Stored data
══════

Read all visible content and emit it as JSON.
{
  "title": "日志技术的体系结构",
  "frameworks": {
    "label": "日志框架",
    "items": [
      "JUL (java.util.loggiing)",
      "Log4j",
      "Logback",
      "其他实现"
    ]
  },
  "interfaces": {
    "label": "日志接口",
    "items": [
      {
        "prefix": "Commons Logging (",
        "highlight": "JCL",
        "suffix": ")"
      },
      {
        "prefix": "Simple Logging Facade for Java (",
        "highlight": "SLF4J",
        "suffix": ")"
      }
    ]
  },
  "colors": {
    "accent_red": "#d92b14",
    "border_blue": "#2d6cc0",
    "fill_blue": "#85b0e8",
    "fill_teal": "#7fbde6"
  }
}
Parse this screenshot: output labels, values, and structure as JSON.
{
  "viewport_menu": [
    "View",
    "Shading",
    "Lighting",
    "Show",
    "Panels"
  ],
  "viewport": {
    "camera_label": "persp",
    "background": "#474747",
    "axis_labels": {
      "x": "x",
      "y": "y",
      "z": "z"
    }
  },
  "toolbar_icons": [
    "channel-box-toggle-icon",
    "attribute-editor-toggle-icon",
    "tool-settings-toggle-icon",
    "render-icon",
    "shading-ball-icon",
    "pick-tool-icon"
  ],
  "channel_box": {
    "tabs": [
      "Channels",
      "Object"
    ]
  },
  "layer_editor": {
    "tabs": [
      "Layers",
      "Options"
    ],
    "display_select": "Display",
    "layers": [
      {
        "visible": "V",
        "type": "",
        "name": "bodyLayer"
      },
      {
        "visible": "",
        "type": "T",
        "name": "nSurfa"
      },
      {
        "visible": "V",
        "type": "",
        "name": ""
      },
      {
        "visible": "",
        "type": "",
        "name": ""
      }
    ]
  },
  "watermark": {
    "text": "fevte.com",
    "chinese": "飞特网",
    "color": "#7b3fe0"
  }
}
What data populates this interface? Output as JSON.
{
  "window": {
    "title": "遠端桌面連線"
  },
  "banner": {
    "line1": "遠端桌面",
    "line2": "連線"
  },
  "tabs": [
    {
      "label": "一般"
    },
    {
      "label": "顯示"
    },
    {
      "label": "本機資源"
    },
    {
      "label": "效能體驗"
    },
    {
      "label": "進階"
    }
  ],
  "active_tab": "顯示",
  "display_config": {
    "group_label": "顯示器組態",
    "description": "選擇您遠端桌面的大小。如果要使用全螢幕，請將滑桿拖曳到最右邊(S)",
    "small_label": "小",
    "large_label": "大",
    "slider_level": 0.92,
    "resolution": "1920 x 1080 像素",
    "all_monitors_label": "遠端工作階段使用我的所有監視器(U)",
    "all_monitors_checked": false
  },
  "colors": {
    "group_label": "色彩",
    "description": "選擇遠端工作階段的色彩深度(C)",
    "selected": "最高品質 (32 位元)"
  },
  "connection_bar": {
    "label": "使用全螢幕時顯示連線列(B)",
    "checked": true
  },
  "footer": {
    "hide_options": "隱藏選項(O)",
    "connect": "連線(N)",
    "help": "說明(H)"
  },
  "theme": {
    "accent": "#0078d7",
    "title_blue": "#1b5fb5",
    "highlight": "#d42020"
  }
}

══════

Among the entries above, identify all lines with "Logging" and copy them.

        "prefix": "Commons Logging (",
        "prefix": "Simple Logging Facade for Java (",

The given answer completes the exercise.